:: EXERCISE DATA ::
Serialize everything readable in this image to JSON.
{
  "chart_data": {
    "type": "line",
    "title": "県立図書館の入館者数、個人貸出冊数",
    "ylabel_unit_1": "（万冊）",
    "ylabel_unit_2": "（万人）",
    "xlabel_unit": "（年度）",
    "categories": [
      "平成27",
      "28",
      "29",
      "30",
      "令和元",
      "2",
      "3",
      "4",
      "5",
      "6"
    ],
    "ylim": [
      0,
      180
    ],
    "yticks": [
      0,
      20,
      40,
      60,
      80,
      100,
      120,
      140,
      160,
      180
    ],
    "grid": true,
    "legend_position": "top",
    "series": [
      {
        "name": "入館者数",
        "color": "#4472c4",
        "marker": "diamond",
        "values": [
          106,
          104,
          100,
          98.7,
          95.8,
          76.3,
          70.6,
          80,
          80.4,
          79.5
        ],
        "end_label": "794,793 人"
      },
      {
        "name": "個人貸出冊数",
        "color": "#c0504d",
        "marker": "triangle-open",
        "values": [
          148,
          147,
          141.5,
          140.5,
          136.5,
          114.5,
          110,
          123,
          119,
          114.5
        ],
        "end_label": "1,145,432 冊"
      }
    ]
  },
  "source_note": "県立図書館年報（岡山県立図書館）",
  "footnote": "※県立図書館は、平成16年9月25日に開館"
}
:::
**YOUR GOAL:** Could you transcribe the records in full, exactly?

**RESPONSE TO THE TASK:**
Serialize everything readable in this image to JSON.
{
  "chart_data": {
    "type": "line",
    "title": "県立図書館の入館者数、個人貸出冊数",
    "ylabel_unit_1": "（万冊）",
    "ylabel_unit_2": "（万人）",
    "xlabel_unit": "（年度）",
    "categories": [
      "平成27",
      "28",
      "29",
      "30",
      "令和元",
      "2",
      "3",
      "4",
      "5",
      "6"
    ],
    "ylim": [
      0,
      180
    ],
    "yticks": [
      0,
      20,
      40,
      60,
      80,
      100,
      120,
      140,
      160,
      180
    ],
    "grid": true,
    "legend_position": "top",
    "series": [
      {
        "name": "入館者数",
        "color": "#4472c4",
        "marker": "diamond",
        "values": [
          106,
          104,
          100,
          98.7,
          95.8,
          76.3,
          70.6,
          80,
          80.4,
          79.5
        ],
        "end_label": "794,793 人"
      },
      {
        "name": "個人貸出冊数",
        "color": "#c0504d",
        "marker": "triangle-open",
        "values": [
          148,
          147,
          141.5,
          140.5,
          136.5,
          114.5,
          110,
          123,
          119,
          114.5
        ],
        "end_label": "1,145,432 冊"
      }
    ]
  },
  "source_note": "県立図書館年報（岡山県立図書館）",
  "footnote": "※県立図書館は、平成16年9月25日に開館"
}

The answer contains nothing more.